_Given request_
Copy these records word for word, leaving out the pictures.

_Exercise data_
---*---

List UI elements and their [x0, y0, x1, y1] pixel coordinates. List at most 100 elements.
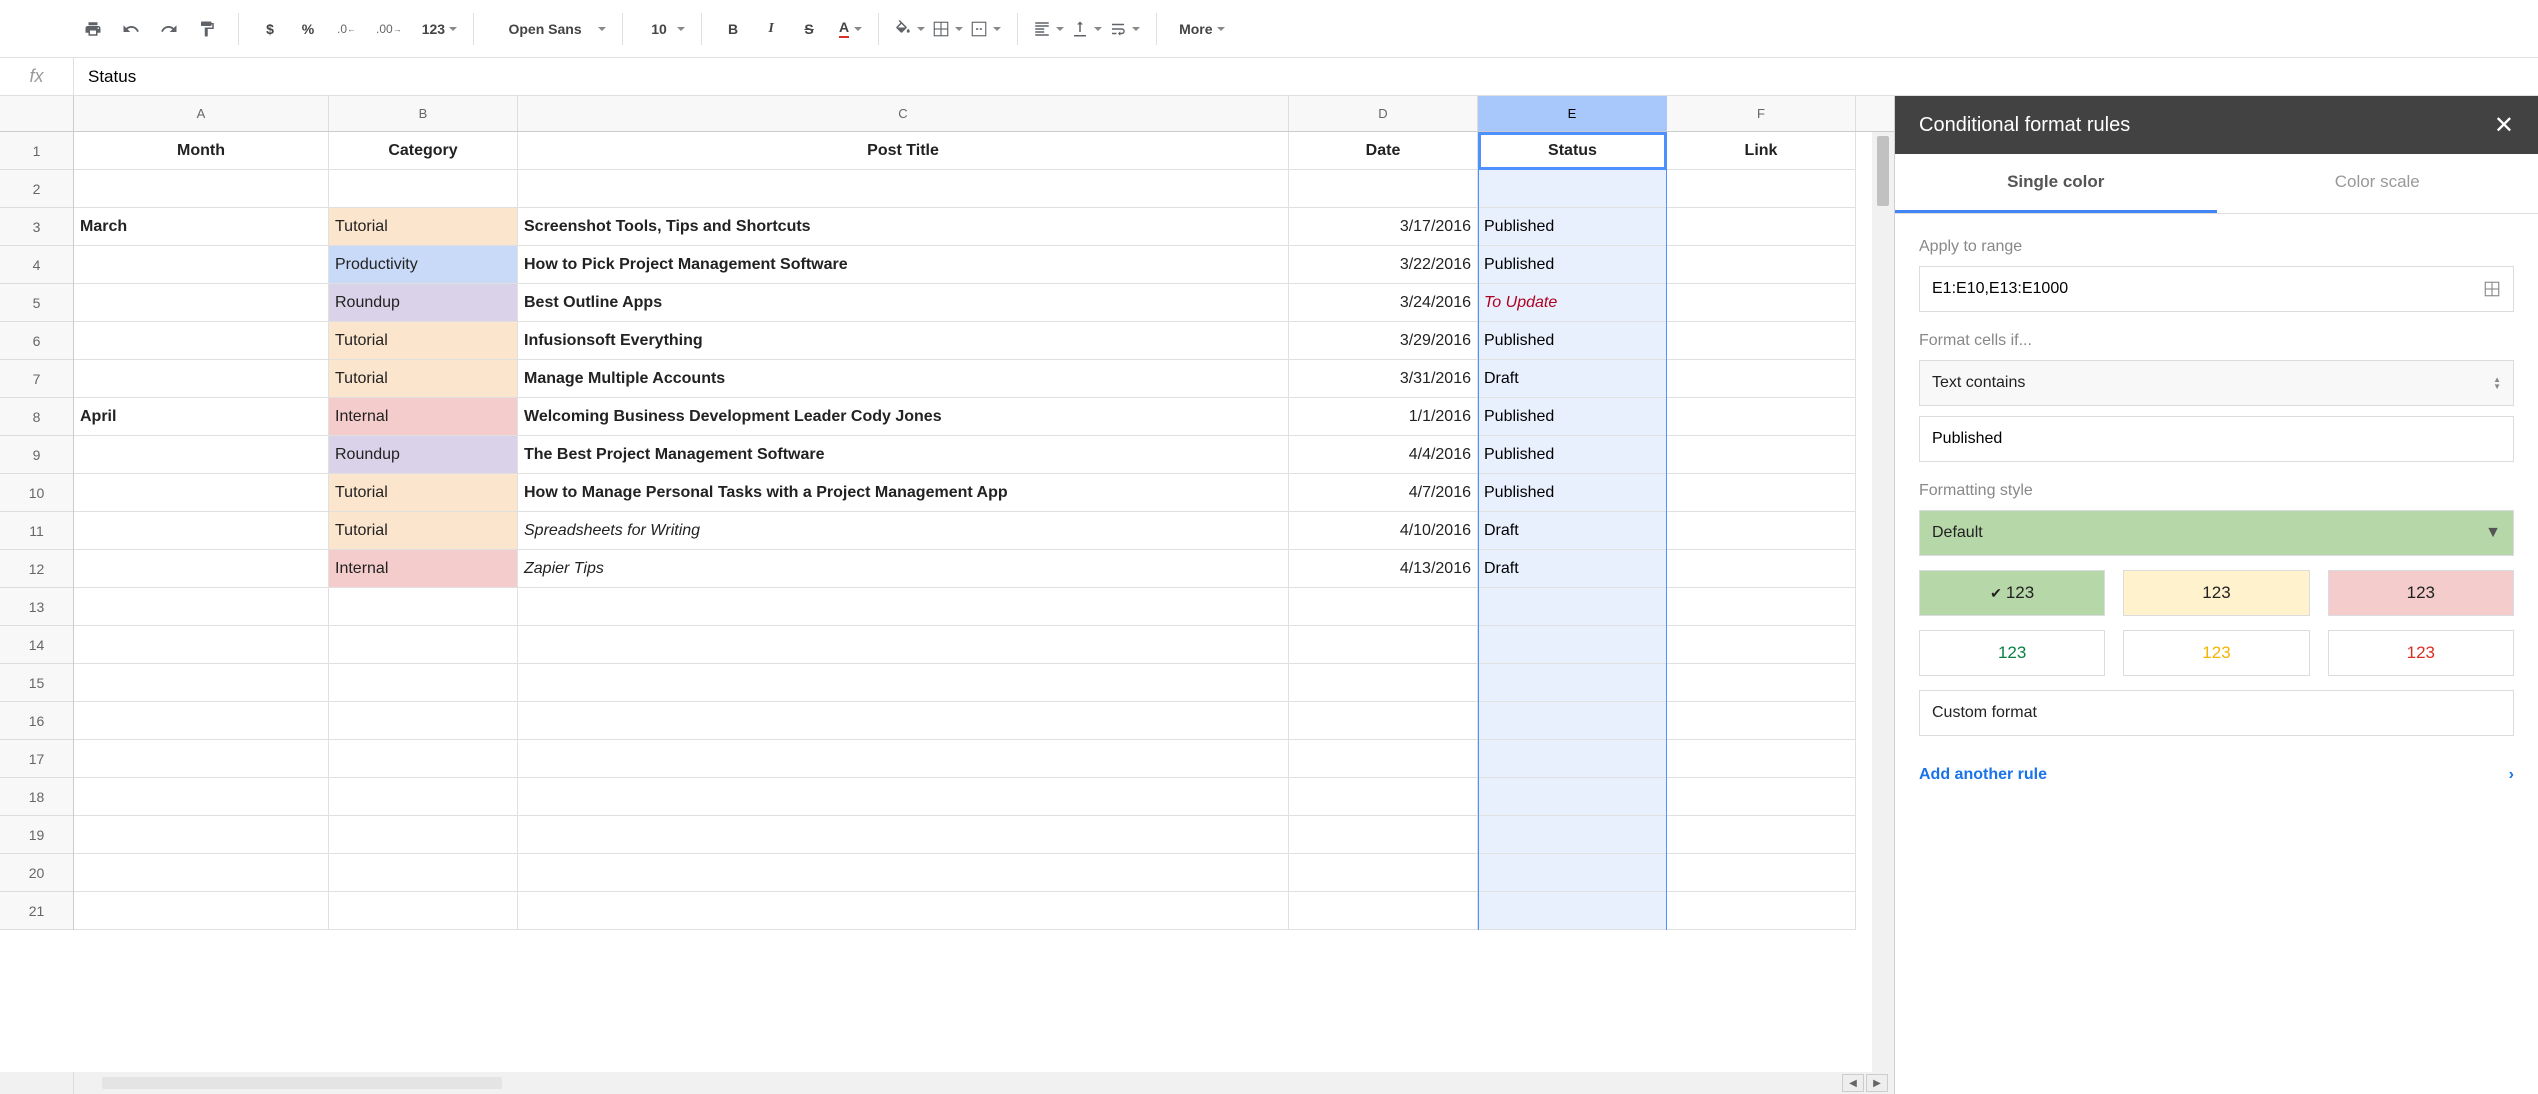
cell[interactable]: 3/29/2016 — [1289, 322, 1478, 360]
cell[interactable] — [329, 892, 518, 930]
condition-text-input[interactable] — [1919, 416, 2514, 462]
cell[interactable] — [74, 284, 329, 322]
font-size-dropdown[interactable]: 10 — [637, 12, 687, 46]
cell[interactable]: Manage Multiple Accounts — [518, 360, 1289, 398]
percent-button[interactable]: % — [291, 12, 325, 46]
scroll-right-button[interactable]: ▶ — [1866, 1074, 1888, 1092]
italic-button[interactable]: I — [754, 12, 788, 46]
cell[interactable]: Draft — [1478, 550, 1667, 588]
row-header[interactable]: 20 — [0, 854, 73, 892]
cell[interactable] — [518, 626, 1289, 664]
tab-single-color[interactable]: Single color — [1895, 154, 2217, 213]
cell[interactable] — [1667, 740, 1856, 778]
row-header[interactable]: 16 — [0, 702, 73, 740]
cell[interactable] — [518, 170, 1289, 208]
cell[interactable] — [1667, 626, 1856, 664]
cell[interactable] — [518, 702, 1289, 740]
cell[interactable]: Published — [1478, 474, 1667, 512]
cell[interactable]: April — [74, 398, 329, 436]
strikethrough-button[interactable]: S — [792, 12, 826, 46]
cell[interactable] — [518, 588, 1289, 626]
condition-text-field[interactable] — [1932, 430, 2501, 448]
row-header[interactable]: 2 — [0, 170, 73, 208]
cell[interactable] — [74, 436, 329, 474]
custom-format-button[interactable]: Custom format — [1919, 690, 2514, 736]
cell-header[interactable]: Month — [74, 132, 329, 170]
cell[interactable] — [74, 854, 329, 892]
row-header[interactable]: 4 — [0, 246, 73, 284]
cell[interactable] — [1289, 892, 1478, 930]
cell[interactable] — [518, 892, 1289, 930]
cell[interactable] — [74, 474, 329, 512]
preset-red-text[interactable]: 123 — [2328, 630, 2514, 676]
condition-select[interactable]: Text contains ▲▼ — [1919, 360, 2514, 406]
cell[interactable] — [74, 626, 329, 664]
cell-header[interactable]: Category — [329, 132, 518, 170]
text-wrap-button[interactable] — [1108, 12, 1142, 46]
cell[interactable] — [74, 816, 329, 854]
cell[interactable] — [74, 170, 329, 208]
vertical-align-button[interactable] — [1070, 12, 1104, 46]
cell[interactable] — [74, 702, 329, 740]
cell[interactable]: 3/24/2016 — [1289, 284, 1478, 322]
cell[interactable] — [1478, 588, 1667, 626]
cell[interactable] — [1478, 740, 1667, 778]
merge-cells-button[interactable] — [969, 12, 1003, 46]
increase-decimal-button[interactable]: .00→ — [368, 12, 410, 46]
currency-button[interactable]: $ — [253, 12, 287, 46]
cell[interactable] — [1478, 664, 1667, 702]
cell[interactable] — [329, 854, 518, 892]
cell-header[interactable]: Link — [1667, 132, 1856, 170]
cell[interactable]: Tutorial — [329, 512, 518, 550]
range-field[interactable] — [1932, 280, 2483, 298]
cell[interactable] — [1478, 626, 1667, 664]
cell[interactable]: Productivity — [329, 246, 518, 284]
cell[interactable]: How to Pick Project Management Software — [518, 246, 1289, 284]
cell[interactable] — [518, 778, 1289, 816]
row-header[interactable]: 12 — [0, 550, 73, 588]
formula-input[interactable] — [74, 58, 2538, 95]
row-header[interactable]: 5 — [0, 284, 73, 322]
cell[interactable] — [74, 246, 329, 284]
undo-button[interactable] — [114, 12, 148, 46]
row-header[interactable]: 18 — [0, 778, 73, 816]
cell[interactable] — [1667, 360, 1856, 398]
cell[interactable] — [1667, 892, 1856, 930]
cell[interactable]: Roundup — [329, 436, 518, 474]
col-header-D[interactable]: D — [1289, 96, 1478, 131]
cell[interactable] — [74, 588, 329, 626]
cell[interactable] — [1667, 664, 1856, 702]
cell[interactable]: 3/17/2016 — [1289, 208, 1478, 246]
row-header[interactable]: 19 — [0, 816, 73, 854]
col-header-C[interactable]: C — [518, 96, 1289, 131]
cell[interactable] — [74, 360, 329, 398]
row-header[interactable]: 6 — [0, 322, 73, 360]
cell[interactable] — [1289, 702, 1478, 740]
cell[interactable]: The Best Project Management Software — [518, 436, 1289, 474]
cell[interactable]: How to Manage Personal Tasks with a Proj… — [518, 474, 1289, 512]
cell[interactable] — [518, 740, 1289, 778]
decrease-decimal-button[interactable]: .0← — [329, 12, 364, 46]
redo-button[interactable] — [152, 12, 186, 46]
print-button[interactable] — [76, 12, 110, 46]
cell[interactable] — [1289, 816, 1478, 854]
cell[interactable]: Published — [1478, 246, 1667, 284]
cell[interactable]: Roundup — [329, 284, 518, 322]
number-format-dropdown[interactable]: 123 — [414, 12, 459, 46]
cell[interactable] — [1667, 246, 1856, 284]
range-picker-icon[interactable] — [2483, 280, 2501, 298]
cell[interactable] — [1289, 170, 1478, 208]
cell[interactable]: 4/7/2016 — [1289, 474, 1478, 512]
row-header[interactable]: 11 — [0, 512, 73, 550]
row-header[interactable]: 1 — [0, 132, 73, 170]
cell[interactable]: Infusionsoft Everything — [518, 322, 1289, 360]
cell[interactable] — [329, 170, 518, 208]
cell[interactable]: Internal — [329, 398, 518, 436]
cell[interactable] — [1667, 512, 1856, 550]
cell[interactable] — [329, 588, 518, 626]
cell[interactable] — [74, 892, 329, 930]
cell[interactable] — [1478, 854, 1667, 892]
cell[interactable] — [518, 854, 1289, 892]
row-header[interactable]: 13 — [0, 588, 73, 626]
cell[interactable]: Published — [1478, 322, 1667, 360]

---*---

_Result_
List UI elements and their [x0, y0, x1, y1] pixel coordinates. List at most 100 elements.
cell[interactable]: 3/29/2016 — [1289, 322, 1478, 360]
cell[interactable] — [329, 892, 518, 930]
condition-text-input[interactable] — [1919, 416, 2514, 462]
cell[interactable] — [74, 284, 329, 322]
font-size-dropdown[interactable]: 10 — [637, 12, 687, 46]
cell[interactable]: Manage Multiple Accounts — [518, 360, 1289, 398]
percent-button[interactable]: % — [291, 12, 325, 46]
scroll-right-button[interactable]: ▶ — [1866, 1074, 1888, 1092]
italic-button[interactable]: I — [754, 12, 788, 46]
cell[interactable]: Draft — [1478, 550, 1667, 588]
row-header[interactable]: 20 — [0, 854, 73, 892]
cell[interactable] — [518, 626, 1289, 664]
tab-single-color[interactable]: Single color — [1895, 154, 2217, 213]
cell[interactable] — [1667, 740, 1856, 778]
row-header[interactable]: 16 — [0, 702, 73, 740]
cell[interactable] — [518, 170, 1289, 208]
cell[interactable] — [1667, 626, 1856, 664]
cell[interactable] — [518, 702, 1289, 740]
cell[interactable]: Published — [1478, 474, 1667, 512]
cell[interactable]: April — [74, 398, 329, 436]
strikethrough-button[interactable]: S — [792, 12, 826, 46]
cell[interactable] — [518, 588, 1289, 626]
condition-text-field[interactable] — [1932, 430, 2501, 448]
row-header[interactable]: 2 — [0, 170, 73, 208]
cell[interactable] — [74, 436, 329, 474]
custom-format-button[interactable]: Custom format — [1919, 690, 2514, 736]
cell-header[interactable]: Month — [74, 132, 329, 170]
cell[interactable] — [74, 854, 329, 892]
row-header[interactable]: 4 — [0, 246, 73, 284]
cell[interactable] — [1289, 892, 1478, 930]
cell[interactable] — [518, 892, 1289, 930]
cell[interactable] — [74, 474, 329, 512]
preset-red-text[interactable]: 123 — [2328, 630, 2514, 676]
condition-select[interactable]: Text contains ▲▼ — [1919, 360, 2514, 406]
cell[interactable] — [74, 626, 329, 664]
cell-header[interactable]: Category — [329, 132, 518, 170]
text-wrap-button[interactable] — [1108, 12, 1142, 46]
cell[interactable] — [74, 816, 329, 854]
cell[interactable] — [74, 170, 329, 208]
vertical-align-button[interactable] — [1070, 12, 1104, 46]
cell[interactable] — [74, 702, 329, 740]
cell[interactable]: 3/24/2016 — [1289, 284, 1478, 322]
cell[interactable] — [1478, 588, 1667, 626]
cell[interactable] — [1478, 740, 1667, 778]
merge-cells-button[interactable] — [969, 12, 1003, 46]
increase-decimal-button[interactable]: .00→ — [368, 12, 410, 46]
currency-button[interactable]: $ — [253, 12, 287, 46]
cell[interactable] — [1478, 664, 1667, 702]
cell[interactable] — [329, 854, 518, 892]
cell-header[interactable]: Link — [1667, 132, 1856, 170]
cell[interactable]: Tutorial — [329, 512, 518, 550]
range-field[interactable] — [1932, 280, 2483, 298]
cell[interactable] — [1478, 626, 1667, 664]
cell[interactable]: Productivity — [329, 246, 518, 284]
cell[interactable]: How to Pick Project Management Software — [518, 246, 1289, 284]
cell[interactable] — [518, 778, 1289, 816]
row-header[interactable]: 12 — [0, 550, 73, 588]
formula-input[interactable] — [74, 58, 2538, 95]
row-header[interactable]: 5 — [0, 284, 73, 322]
cell[interactable] — [74, 246, 329, 284]
undo-button[interactable] — [114, 12, 148, 46]
row-header[interactable]: 18 — [0, 778, 73, 816]
cell[interactable] — [1667, 360, 1856, 398]
cell[interactable] — [1667, 892, 1856, 930]
cell[interactable]: Roundup — [329, 436, 518, 474]
col-header-D[interactable]: D — [1289, 96, 1478, 131]
cell[interactable] — [74, 588, 329, 626]
cell[interactable] — [1667, 664, 1856, 702]
cell[interactable]: 3/17/2016 — [1289, 208, 1478, 246]
row-header[interactable]: 19 — [0, 816, 73, 854]
col-header-C[interactable]: C — [518, 96, 1289, 131]
cell[interactable] — [74, 360, 329, 398]
row-header[interactable]: 6 — [0, 322, 73, 360]
cell[interactable] — [1289, 702, 1478, 740]
cell[interactable]: The Best Project Management Software — [518, 436, 1289, 474]
cell[interactable]: How to Manage Personal Tasks with a Proj… — [518, 474, 1289, 512]
cell[interactable] — [518, 740, 1289, 778]
decrease-decimal-button[interactable]: .0← — [329, 12, 364, 46]
redo-button[interactable] — [152, 12, 186, 46]
print-button[interactable] — [76, 12, 110, 46]
cell[interactable] — [1289, 816, 1478, 854]
cell[interactable]: Published — [1478, 246, 1667, 284]
cell[interactable]: Roundup — [329, 284, 518, 322]
number-format-dropdown[interactable]: 123 — [414, 12, 459, 46]
cell[interactable] — [1667, 246, 1856, 284]
range-picker-icon[interactable] — [2483, 280, 2501, 298]
cell[interactable] — [1289, 170, 1478, 208]
cell[interactable]: 4/7/2016 — [1289, 474, 1478, 512]
row-header[interactable]: 11 — [0, 512, 73, 550]
row-header[interactable]: 1 — [0, 132, 73, 170]
cell[interactable]: Infusionsoft Everything — [518, 322, 1289, 360]
cell[interactable] — [329, 170, 518, 208]
cell[interactable]: Internal — [329, 398, 518, 436]
cell[interactable] — [1667, 512, 1856, 550]
cell[interactable] — [329, 588, 518, 626]
cell[interactable] — [74, 892, 329, 930]
cell[interactable] — [1478, 854, 1667, 892]
cell[interactable] — [518, 854, 1289, 892]
row-header[interactable]: 13 — [0, 588, 73, 626]
cell[interactable]: Published — [1478, 322, 1667, 360]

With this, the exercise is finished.